EXERCISE AIM :: Every entry below must appear again, exactly as written.

** start **

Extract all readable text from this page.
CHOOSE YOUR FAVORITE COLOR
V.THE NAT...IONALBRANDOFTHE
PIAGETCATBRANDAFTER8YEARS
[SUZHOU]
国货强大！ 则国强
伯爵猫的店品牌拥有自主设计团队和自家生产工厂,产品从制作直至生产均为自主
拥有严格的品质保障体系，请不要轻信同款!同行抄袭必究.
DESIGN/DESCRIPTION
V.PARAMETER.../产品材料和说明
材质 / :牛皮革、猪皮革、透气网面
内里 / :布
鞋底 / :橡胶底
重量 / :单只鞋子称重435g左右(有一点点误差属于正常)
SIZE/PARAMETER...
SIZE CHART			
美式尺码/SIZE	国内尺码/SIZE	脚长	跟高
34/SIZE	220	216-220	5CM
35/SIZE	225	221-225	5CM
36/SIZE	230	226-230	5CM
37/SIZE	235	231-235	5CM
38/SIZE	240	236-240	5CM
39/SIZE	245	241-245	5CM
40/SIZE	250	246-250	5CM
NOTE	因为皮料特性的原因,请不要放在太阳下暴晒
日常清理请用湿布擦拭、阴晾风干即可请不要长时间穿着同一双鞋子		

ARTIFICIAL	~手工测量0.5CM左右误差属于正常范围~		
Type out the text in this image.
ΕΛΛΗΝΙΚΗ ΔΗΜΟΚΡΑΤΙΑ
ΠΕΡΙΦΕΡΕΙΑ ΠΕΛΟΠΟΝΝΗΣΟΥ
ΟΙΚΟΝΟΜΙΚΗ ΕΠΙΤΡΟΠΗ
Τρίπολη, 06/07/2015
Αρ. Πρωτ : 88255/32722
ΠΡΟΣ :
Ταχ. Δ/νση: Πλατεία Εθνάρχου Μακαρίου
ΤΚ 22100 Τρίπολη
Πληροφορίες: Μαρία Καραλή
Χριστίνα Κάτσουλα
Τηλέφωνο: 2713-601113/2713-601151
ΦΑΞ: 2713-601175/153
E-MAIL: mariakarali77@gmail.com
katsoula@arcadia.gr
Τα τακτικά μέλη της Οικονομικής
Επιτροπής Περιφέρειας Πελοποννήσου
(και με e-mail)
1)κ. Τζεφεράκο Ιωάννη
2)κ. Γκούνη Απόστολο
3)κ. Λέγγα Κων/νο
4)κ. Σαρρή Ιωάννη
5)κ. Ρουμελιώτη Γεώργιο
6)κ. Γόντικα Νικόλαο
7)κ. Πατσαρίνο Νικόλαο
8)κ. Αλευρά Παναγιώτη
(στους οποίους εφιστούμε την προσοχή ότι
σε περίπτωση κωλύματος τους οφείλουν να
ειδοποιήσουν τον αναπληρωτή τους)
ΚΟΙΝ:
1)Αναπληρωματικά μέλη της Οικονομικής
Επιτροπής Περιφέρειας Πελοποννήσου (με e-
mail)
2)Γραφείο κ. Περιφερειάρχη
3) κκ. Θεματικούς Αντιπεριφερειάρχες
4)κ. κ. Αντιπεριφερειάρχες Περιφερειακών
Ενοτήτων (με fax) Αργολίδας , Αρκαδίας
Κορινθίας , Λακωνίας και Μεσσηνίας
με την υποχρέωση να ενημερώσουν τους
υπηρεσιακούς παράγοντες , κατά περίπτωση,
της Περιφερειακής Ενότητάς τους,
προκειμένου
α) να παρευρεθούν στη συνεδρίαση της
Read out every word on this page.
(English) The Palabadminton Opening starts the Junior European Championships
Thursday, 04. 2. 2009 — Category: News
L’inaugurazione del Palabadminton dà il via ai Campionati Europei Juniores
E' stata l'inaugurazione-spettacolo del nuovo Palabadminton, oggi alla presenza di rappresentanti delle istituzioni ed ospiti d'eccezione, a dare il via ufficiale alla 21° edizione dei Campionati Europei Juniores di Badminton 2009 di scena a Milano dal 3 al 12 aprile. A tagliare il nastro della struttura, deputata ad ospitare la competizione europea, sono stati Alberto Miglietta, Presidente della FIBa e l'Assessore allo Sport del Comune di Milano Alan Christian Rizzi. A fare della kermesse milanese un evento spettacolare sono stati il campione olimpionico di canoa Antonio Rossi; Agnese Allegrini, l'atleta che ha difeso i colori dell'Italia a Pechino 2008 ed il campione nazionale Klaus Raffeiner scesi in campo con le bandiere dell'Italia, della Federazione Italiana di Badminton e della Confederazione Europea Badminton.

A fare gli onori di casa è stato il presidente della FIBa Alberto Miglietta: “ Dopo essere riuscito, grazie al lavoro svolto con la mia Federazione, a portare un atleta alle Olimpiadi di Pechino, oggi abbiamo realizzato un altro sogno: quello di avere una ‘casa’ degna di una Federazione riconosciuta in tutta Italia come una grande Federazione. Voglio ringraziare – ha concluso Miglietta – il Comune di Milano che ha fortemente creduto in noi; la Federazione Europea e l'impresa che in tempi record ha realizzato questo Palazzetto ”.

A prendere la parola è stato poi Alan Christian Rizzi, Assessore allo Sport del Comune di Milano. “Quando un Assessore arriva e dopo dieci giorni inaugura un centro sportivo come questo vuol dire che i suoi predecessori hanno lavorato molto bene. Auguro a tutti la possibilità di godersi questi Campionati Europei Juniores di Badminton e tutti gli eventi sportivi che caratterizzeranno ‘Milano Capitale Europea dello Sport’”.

** end **

CORRECT OUTPUT ::
Extract all readable text from this page.
CHOOSE YOUR FAVORITE COLOR
V.THE NAT...IONALBRANDOFTHE
PIAGETCATBRANDAFTER8YEARS
[SUZHOU]
国货强大！ 则国强
伯爵猫的店品牌拥有自主设计团队和自家生产工厂,产品从制作直至生产均为自主
拥有严格的品质保障体系，请不要轻信同款!同行抄袭必究.
DESIGN/DESCRIPTION
V.PARAMETER.../产品材料和说明
材质 / :牛皮革、猪皮革、透气网面
内里 / :布
鞋底 / :橡胶底
重量 / :单只鞋子称重435g左右(有一点点误差属于正常)
SIZE/PARAMETER...
SIZE CHART			
美式尺码/SIZE	国内尺码/SIZE	脚长	跟高
34/SIZE	220	216-220	5CM
35/SIZE	225	221-225	5CM
36/SIZE	230	226-230	5CM
37/SIZE	235	231-235	5CM
38/SIZE	240	236-240	5CM
39/SIZE	245	241-245	5CM
40/SIZE	250	246-250	5CM
NOTE	因为皮料特性的原因,请不要放在太阳下暴晒
日常清理请用湿布擦拭、阴晾风干即可请不要长时间穿着同一双鞋子		

ARTIFICIAL	~手工测量0.5CM左右误差属于正常范围~		
Type out the text in this image.
ΕΛΛΗΝΙΚΗ ΔΗΜΟΚΡΑΤΙΑ
ΠΕΡΙΦΕΡΕΙΑ ΠΕΛΟΠΟΝΝΗΣΟΥ
ΟΙΚΟΝΟΜΙΚΗ ΕΠΙΤΡΟΠΗ
Τρίπολη, 06/07/2015
Αρ. Πρωτ : 88255/32722
ΠΡΟΣ :
Ταχ. Δ/νση: Πλατεία Εθνάρχου Μακαρίου
ΤΚ 22100 Τρίπολη
Πληροφορίες: Μαρία Καραλή
Χριστίνα Κάτσουλα
Τηλέφωνο: 2713-601113/2713-601151
ΦΑΞ: 2713-601175/153
E-MAIL: mariakarali77@gmail.com
katsoula@arcadia.gr
Τα τακτικά μέλη της Οικονομικής
Επιτροπής Περιφέρειας Πελοποννήσου
(και με e-mail)
1)κ. Τζεφεράκο Ιωάννη
2)κ. Γκούνη Απόστολο
3)κ. Λέγγα Κων/νο
4)κ. Σαρρή Ιωάννη
5)κ. Ρουμελιώτη Γεώργιο
6)κ. Γόντικα Νικόλαο
7)κ. Πατσαρίνο Νικόλαο
8)κ. Αλευρά Παναγιώτη
(στους οποίους εφιστούμε την προσοχή ότι
σε περίπτωση κωλύματος τους οφείλουν να
ειδοποιήσουν τον αναπληρωτή τους)
ΚΟΙΝ:
1)Αναπληρωματικά μέλη της Οικονομικής
Επιτροπής Περιφέρειας Πελοποννήσου (με e-
mail)
2)Γραφείο κ. Περιφερειάρχη
3) κκ. Θεματικούς Αντιπεριφερειάρχες
4)κ. κ. Αντιπεριφερειάρχες Περιφερειακών
Ενοτήτων (με fax) Αργολίδας , Αρκαδίας
Κορινθίας , Λακωνίας και Μεσσηνίας
με την υποχρέωση να ενημερώσουν τους
υπηρεσιακούς παράγοντες , κατά περίπτωση,
της Περιφερειακής Ενότητάς τους,
προκειμένου
α) να παρευρεθούν στη συνεδρίαση της
Read out every word on this page.
(English) The Palabadminton Opening starts the Junior European Championships
Thursday, 04. 2. 2009 — Category: News
L’inaugurazione del Palabadminton dà il via ai Campionati Europei Juniores
E' stata l'inaugurazione-spettacolo del nuovo Palabadminton, oggi alla presenza di rappresentanti delle istituzioni ed ospiti d'eccezione, a dare il via ufficiale alla 21° edizione dei Campionati Europei Juniores di Badminton 2009 di scena a Milano dal 3 al 12 aprile. A tagliare il nastro della struttura, deputata ad ospitare la competizione europea, sono stati Alberto Miglietta, Presidente della FIBa e l'Assessore allo Sport del Comune di Milano Alan Christian Rizzi. A fare della kermesse milanese un evento spettacolare sono stati il campione olimpionico di canoa Antonio Rossi; Agnese Allegrini, l'atleta che ha difeso i colori dell'Italia a Pechino 2008 ed il campione nazionale Klaus Raffeiner scesi in campo con le bandiere dell'Italia, della Federazione Italiana di Badminton e della Confederazione Europea Badminton.

A fare gli onori di casa è stato il presidente della FIBa Alberto Miglietta: “ Dopo essere riuscito, grazie al lavoro svolto con la mia Federazione, a portare un atleta alle Olimpiadi di Pechino, oggi abbiamo realizzato un altro sogno: quello di avere una ‘casa’ degna di una Federazione riconosciuta in tutta Italia come una grande Federazione. Voglio ringraziare – ha concluso Miglietta – il Comune di Milano che ha fortemente creduto in noi; la Federazione Europea e l'impresa che in tempi record ha realizzato questo Palazzetto ”.

A prendere la parola è stato poi Alan Christian Rizzi, Assessore allo Sport del Comune di Milano. “Quando un Assessore arriva e dopo dieci giorni inaugura un centro sportivo come questo vuol dire che i suoi predecessori hanno lavorato molto bene. Auguro a tutti la possibilità di godersi questi Campionati Europei Juniores di Badminton e tutti gli eventi sportivi che caratterizzeranno ‘Milano Capitale Europea dello Sport’”.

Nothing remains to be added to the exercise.